▶ Work required
Transcribe the entries below exactly; leave every image out.

▶ Entries supplied

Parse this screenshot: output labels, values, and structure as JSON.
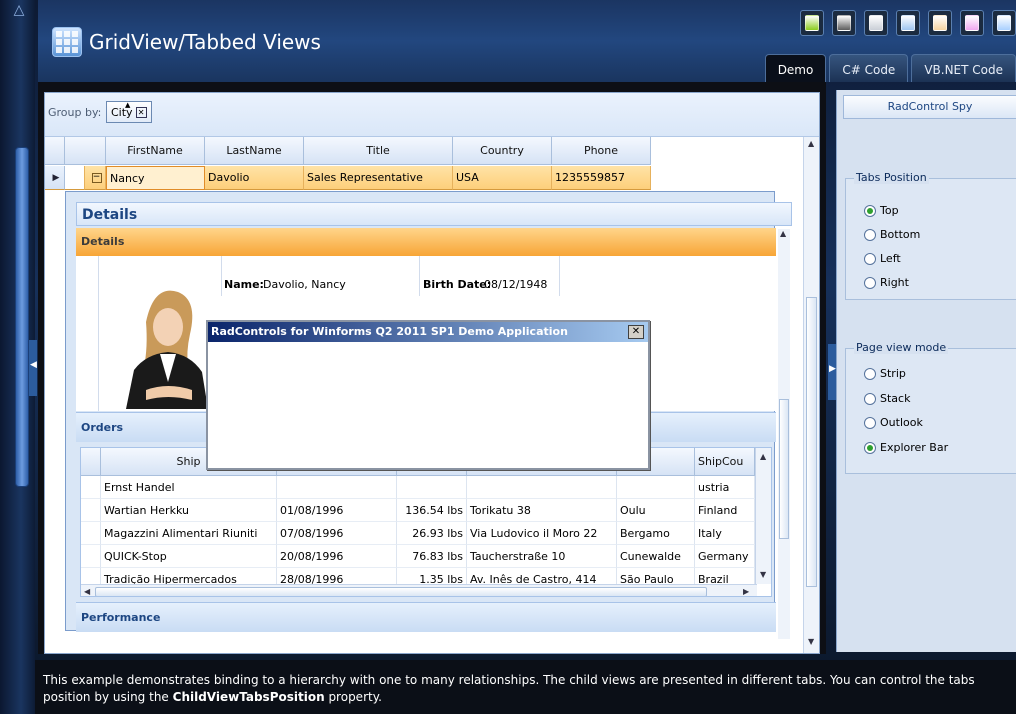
{
  "app": {
    "title": "GridView/Tabbed Views",
    "tabs": [
      "Demo",
      "C# Code",
      "VB.NET Code"
    ],
    "active_tab": "Demo",
    "theme_swatches": [
      "#8ccc1e",
      "#5c5c5c",
      "#c9ced6",
      "#9ec5f0",
      "#f5d3a0",
      "#f0a8f0",
      "#a9d0ff"
    ]
  },
  "grid": {
    "group_by_label": "Group by:",
    "group_chip": "City",
    "columns": [
      "FirstName",
      "LastName",
      "Title",
      "Country",
      "Phone"
    ],
    "row": {
      "FirstName": "Nancy",
      "LastName": "Davolio",
      "Title": "Sales Representative",
      "Country": "USA",
      "Phone": "1235559857"
    }
  },
  "detail": {
    "title": "Details",
    "tab_details": "Details",
    "name_label": "Name:",
    "name_value": "Davolio, Nancy",
    "birth_label": "Birth Date:",
    "birth_value": "08/12/1948",
    "tab_orders": "Orders",
    "tab_performance": "Performance",
    "orders": {
      "columns": [
        "",
        "Ship",
        "",
        "",
        "",
        "",
        "ShipCou"
      ],
      "rows": [
        [
          "Ernst Handel",
          "",
          "",
          "",
          "",
          "ustria"
        ],
        [
          "Wartian Herkku",
          "01/08/1996",
          "136.54 lbs",
          "Torikatu 38",
          "Oulu",
          "Finland"
        ],
        [
          "Magazzini Alimentari Riuniti",
          "07/08/1996",
          "26.93 lbs",
          "Via Ludovico il Moro 22",
          "Bergamo",
          "Italy"
        ],
        [
          "QUICK-Stop",
          "20/08/1996",
          "76.83 lbs",
          "Taucherstraße 10",
          "Cunewalde",
          "Germany"
        ],
        [
          "Tradição Hipermercados",
          "28/08/1996",
          "1.35 lbs",
          "Av. Inês de Castro, 414",
          "São Paulo",
          "Brazil"
        ]
      ]
    }
  },
  "dialog": {
    "title": "RadControls for Winforms Q2 2011 SP1 Demo Application",
    "close": "✕"
  },
  "settings": {
    "spy_button": "RadControl Spy",
    "tabs_position_title": "Tabs Position",
    "tabs_position_options": [
      "Top",
      "Bottom",
      "Left",
      "Right"
    ],
    "tabs_position_selected": "Top",
    "page_view_title": "Page view mode",
    "page_view_options": [
      "Strip",
      "Stack",
      "Outlook",
      "Explorer Bar"
    ],
    "page_view_selected": "Explorer Bar"
  },
  "footer": {
    "text_1": "This example demonstrates binding to a hierarchy with one to many relationships. The child views are presented in different tabs. You can control the tabs position by using the",
    "property": "ChildViewTabsPosition",
    "text_2": " property."
  }
}
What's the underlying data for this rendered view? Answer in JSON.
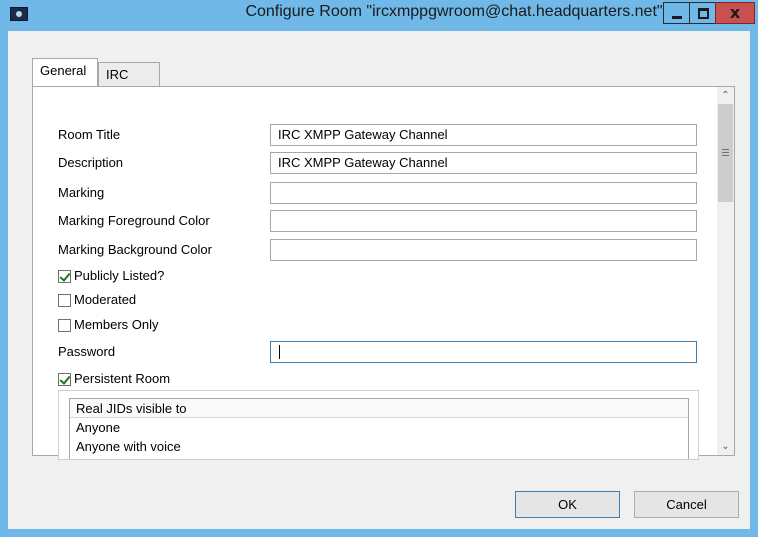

▶ Task response
Parse this screenshot: output labels, values, and structure as JSON.
{
  "app": {
    "title": "GridView/Tabbed Views",
    "tabs": [
      "Demo",
      "C# Code",
      "VB.NET Code"
    ],
    "active_tab": "Demo",
    "theme_swatches": [
      "#8ccc1e",
      "#5c5c5c",
      "#c9ced6",
      "#9ec5f0",
      "#f5d3a0",
      "#f0a8f0",
      "#a9d0ff"
    ]
  },
  "grid": {
    "group_by_label": "Group by:",
    "group_chip": "City",
    "columns": [
      "FirstName",
      "LastName",
      "Title",
      "Country",
      "Phone"
    ],
    "row": {
      "FirstName": "Nancy",
      "LastName": "Davolio",
      "Title": "Sales Representative",
      "Country": "USA",
      "Phone": "1235559857"
    }
  },
  "detail": {
    "title": "Details",
    "tab_details": "Details",
    "name_label": "Name:",
    "name_value": "Davolio, Nancy",
    "birth_label": "Birth Date:",
    "birth_value": "08/12/1948",
    "tab_orders": "Orders",
    "tab_performance": "Performance",
    "orders": {
      "columns": [
        "",
        "Ship",
        "",
        "",
        "",
        "",
        "ShipCou"
      ],
      "rows": [
        [
          "Ernst Handel",
          "",
          "",
          "",
          "",
          "ustria"
        ],
        [
          "Wartian Herkku",
          "01/08/1996",
          "136.54 lbs",
          "Torikatu 38",
          "Oulu",
          "Finland"
        ],
        [
          "Magazzini Alimentari Riuniti",
          "07/08/1996",
          "26.93 lbs",
          "Via Ludovico il Moro 22",
          "Bergamo",
          "Italy"
        ],
        [
          "QUICK-Stop",
          "20/08/1996",
          "76.83 lbs",
          "Taucherstraße 10",
          "Cunewalde",
          "Germany"
        ],
        [
          "Tradição Hipermercados",
          "28/08/1996",
          "1.35 lbs",
          "Av. Inês de Castro, 414",
          "São Paulo",
          "Brazil"
        ]
      ]
    }
  },
  "dialog": {
    "title": "RadControls for Winforms Q2 2011 SP1 Demo Application",
    "close": "✕"
  },
  "settings": {
    "spy_button": "RadControl Spy",
    "tabs_position_title": "Tabs Position",
    "tabs_position_options": [
      "Top",
      "Bottom",
      "Left",
      "Right"
    ],
    "tabs_position_selected": "Top",
    "page_view_title": "Page view mode",
    "page_view_options": [
      "Strip",
      "Stack",
      "Outlook",
      "Explorer Bar"
    ],
    "page_view_selected": "Explorer Bar"
  },
  "footer": {
    "text_1": "This example demonstrates binding to a hierarchy with one to many relationships. The child views are presented in different tabs. You can control the tabs position by using the",
    "property": "ChildViewTabsPosition",
    "text_2": " property."
  }
}
What's the underlying data for this rendered view? Answer in JSON.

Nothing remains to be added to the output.